Task brief
Please give the listing again in its entirety, exactly as written.

>> begin

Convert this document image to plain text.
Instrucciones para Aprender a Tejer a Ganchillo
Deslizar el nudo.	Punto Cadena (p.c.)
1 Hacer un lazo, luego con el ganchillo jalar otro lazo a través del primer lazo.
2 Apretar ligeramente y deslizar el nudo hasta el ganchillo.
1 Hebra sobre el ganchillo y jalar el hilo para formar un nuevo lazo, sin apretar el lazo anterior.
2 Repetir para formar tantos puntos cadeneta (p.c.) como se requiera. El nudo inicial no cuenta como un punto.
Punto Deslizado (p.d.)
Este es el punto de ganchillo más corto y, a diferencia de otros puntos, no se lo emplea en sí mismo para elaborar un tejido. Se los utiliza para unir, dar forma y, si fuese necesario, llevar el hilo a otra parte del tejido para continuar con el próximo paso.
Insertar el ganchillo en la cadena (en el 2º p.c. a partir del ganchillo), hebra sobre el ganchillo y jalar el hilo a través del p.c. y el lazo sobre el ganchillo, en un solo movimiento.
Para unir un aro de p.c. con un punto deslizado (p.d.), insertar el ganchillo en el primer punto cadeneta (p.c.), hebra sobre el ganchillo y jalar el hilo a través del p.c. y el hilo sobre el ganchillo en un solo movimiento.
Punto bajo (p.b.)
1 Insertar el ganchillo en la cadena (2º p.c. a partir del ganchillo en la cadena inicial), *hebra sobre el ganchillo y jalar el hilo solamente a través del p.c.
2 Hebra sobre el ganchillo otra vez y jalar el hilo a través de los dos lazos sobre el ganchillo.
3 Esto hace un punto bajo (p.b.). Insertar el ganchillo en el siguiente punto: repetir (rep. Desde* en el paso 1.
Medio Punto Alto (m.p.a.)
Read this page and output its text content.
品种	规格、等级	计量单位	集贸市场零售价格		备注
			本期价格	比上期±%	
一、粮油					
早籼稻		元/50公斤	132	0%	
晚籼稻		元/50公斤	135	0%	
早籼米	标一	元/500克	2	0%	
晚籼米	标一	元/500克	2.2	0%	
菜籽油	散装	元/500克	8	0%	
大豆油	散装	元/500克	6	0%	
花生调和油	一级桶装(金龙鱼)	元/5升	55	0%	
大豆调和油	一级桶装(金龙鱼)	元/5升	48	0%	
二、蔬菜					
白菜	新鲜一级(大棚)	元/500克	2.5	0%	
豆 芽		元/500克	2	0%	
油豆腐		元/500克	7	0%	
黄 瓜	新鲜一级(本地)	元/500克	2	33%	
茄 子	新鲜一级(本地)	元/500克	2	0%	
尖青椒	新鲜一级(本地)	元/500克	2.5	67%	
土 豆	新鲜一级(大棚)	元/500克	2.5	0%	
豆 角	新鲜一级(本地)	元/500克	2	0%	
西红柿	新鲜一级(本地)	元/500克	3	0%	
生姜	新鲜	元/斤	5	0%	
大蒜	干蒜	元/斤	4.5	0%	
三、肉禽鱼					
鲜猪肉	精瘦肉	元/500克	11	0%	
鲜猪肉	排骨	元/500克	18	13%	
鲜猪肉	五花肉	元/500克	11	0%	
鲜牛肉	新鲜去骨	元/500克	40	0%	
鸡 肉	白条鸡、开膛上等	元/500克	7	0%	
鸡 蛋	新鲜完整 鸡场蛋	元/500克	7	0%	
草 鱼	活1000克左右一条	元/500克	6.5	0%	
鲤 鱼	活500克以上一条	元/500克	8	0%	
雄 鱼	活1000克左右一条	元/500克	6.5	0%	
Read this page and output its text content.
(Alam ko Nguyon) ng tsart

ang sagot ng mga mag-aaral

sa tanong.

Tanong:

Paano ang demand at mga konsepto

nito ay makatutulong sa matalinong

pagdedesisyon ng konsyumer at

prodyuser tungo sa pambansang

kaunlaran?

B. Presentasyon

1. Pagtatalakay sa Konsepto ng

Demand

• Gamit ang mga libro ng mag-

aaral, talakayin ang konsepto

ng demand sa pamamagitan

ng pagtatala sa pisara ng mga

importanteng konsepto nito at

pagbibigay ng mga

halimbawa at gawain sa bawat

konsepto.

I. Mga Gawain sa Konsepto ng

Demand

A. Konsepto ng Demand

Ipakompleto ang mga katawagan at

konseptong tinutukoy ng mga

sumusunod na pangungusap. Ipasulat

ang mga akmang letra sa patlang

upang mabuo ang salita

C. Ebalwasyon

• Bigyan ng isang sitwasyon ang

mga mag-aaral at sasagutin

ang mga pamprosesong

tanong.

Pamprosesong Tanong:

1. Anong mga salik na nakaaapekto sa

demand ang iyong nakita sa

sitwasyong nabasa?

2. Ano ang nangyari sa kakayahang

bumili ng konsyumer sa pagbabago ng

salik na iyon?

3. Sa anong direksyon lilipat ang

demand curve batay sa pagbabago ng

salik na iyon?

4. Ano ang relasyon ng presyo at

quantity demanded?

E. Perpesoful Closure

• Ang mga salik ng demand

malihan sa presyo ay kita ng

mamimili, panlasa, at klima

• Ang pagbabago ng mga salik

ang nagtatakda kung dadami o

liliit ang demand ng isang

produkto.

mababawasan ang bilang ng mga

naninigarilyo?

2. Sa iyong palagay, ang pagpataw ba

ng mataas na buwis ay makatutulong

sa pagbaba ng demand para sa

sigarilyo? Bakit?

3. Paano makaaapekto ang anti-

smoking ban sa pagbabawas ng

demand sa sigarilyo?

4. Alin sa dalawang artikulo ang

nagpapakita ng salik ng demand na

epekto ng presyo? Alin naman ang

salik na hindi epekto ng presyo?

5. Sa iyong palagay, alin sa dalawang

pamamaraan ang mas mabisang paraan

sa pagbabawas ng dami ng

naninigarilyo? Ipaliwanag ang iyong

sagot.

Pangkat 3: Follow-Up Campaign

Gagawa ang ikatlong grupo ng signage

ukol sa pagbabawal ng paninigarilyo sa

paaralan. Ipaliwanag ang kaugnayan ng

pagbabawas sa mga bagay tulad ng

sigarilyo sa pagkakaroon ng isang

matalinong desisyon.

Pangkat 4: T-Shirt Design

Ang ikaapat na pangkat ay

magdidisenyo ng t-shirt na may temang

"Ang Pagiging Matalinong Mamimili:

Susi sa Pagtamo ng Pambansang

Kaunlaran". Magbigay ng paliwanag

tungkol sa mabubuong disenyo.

>> end

Response to the exercise
Convert this document image to plain text.
Instrucciones para Aprender a Tejer a Ganchillo
Deslizar el nudo.	Punto Cadena (p.c.)
1 Hacer un lazo, luego con el ganchillo jalar otro lazo a través del primer lazo.
2 Apretar ligeramente y deslizar el nudo hasta el ganchillo.
1 Hebra sobre el ganchillo y jalar el hilo para formar un nuevo lazo, sin apretar el lazo anterior.
2 Repetir para formar tantos puntos cadeneta (p.c.) como se requiera. El nudo inicial no cuenta como un punto.
Punto Deslizado (p.d.)
Este es el punto de ganchillo más corto y, a diferencia de otros puntos, no se lo emplea en sí mismo para elaborar un tejido. Se los utiliza para unir, dar forma y, si fuese necesario, llevar el hilo a otra parte del tejido para continuar con el próximo paso.
Insertar el ganchillo en la cadena (en el 2º p.c. a partir del ganchillo), hebra sobre el ganchillo y jalar el hilo a través del p.c. y el lazo sobre el ganchillo, en un solo movimiento.
Para unir un aro de p.c. con un punto deslizado (p.d.), insertar el ganchillo en el primer punto cadeneta (p.c.), hebra sobre el ganchillo y jalar el hilo a través del p.c. y el hilo sobre el ganchillo en un solo movimiento.
Punto bajo (p.b.)
1 Insertar el ganchillo en la cadena (2º p.c. a partir del ganchillo en la cadena inicial), *hebra sobre el ganchillo y jalar el hilo solamente a través del p.c.
2 Hebra sobre el ganchillo otra vez y jalar el hilo a través de los dos lazos sobre el ganchillo.
3 Esto hace un punto bajo (p.b.). Insertar el ganchillo en el siguiente punto: repetir (rep. Desde* en el paso 1.
Medio Punto Alto (m.p.a.)
Read this page and output its text content.
品种	规格、等级	计量单位	集贸市场零售价格		备注
			本期价格	比上期±%	
一、粮油					
早籼稻		元/50公斤	132	0%	
晚籼稻		元/50公斤	135	0%	
早籼米	标一	元/500克	2	0%	
晚籼米	标一	元/500克	2.2	0%	
菜籽油	散装	元/500克	8	0%	
大豆油	散装	元/500克	6	0%	
花生调和油	一级桶装(金龙鱼)	元/5升	55	0%	
大豆调和油	一级桶装(金龙鱼)	元/5升	48	0%	
二、蔬菜					
白菜	新鲜一级(大棚)	元/500克	2.5	0%	
豆 芽		元/500克	2	0%	
油豆腐		元/500克	7	0%	
黄 瓜	新鲜一级(本地)	元/500克	2	33%	
茄 子	新鲜一级(本地)	元/500克	2	0%	
尖青椒	新鲜一级(本地)	元/500克	2.5	67%	
土 豆	新鲜一级(大棚)	元/500克	2.5	0%	
豆 角	新鲜一级(本地)	元/500克	2	0%	
西红柿	新鲜一级(本地)	元/500克	3	0%	
生姜	新鲜	元/斤	5	0%	
大蒜	干蒜	元/斤	4.5	0%	
三、肉禽鱼					
鲜猪肉	精瘦肉	元/500克	11	0%	
鲜猪肉	排骨	元/500克	18	13%	
鲜猪肉	五花肉	元/500克	11	0%	
鲜牛肉	新鲜去骨	元/500克	40	0%	
鸡 肉	白条鸡、开膛上等	元/500克	7	0%	
鸡 蛋	新鲜完整 鸡场蛋	元/500克	7	0%	
草 鱼	活1000克左右一条	元/500克	6.5	0%	
鲤 鱼	活500克以上一条	元/500克	8	0%	
雄 鱼	活1000克左右一条	元/500克	6.5	0%	
Read this page and output its text content.
(Alam ko Nguyon) ng tsart

ang sagot ng mga mag-aaral

sa tanong.

Tanong:

Paano ang demand at mga konsepto

nito ay makatutulong sa matalinong

pagdedesisyon ng konsyumer at

prodyuser tungo sa pambansang

kaunlaran?

B. Presentasyon

1. Pagtatalakay sa Konsepto ng

Demand

• Gamit ang mga libro ng mag-

aaral, talakayin ang konsepto

ng demand sa pamamagitan

ng pagtatala sa pisara ng mga

importanteng konsepto nito at

pagbibigay ng mga

halimbawa at gawain sa bawat

konsepto.

I. Mga Gawain sa Konsepto ng

Demand

A. Konsepto ng Demand

Ipakompleto ang mga katawagan at

konseptong tinutukoy ng mga

sumusunod na pangungusap. Ipasulat

ang mga akmang letra sa patlang

upang mabuo ang salita

C. Ebalwasyon

• Bigyan ng isang sitwasyon ang

mga mag-aaral at sasagutin

ang mga pamprosesong

tanong.

Pamprosesong Tanong:

1. Anong mga salik na nakaaapekto sa

demand ang iyong nakita sa

sitwasyong nabasa?

2. Ano ang nangyari sa kakayahang

bumili ng konsyumer sa pagbabago ng

salik na iyon?

3. Sa anong direksyon lilipat ang

demand curve batay sa pagbabago ng

salik na iyon?

4. Ano ang relasyon ng presyo at

quantity demanded?

E. Perpesoful Closure

• Ang mga salik ng demand

malihan sa presyo ay kita ng

mamimili, panlasa, at klima

• Ang pagbabago ng mga salik

ang nagtatakda kung dadami o

liliit ang demand ng isang

produkto.

mababawasan ang bilang ng mga

naninigarilyo?

2. Sa iyong palagay, ang pagpataw ba

ng mataas na buwis ay makatutulong

sa pagbaba ng demand para sa

sigarilyo? Bakit?

3. Paano makaaapekto ang anti-

smoking ban sa pagbabawas ng

demand sa sigarilyo?

4. Alin sa dalawang artikulo ang

nagpapakita ng salik ng demand na

epekto ng presyo? Alin naman ang

salik na hindi epekto ng presyo?

5. Sa iyong palagay, alin sa dalawang

pamamaraan ang mas mabisang paraan

sa pagbabawas ng dami ng

naninigarilyo? Ipaliwanag ang iyong

sagot.

Pangkat 3: Follow-Up Campaign

Gagawa ang ikatlong grupo ng signage

ukol sa pagbabawal ng paninigarilyo sa

paaralan. Ipaliwanag ang kaugnayan ng

pagbabawas sa mga bagay tulad ng

sigarilyo sa pagkakaroon ng isang

matalinong desisyon.

Pangkat 4: T-Shirt Design

Ang ikaapat na pangkat ay

magdidisenyo ng t-shirt na may temang

"Ang Pagiging Matalinong Mamimili:

Susi sa Pagtamo ng Pambansang

Kaunlaran". Magbigay ng paliwanag

tungkol sa mabubuong disenyo.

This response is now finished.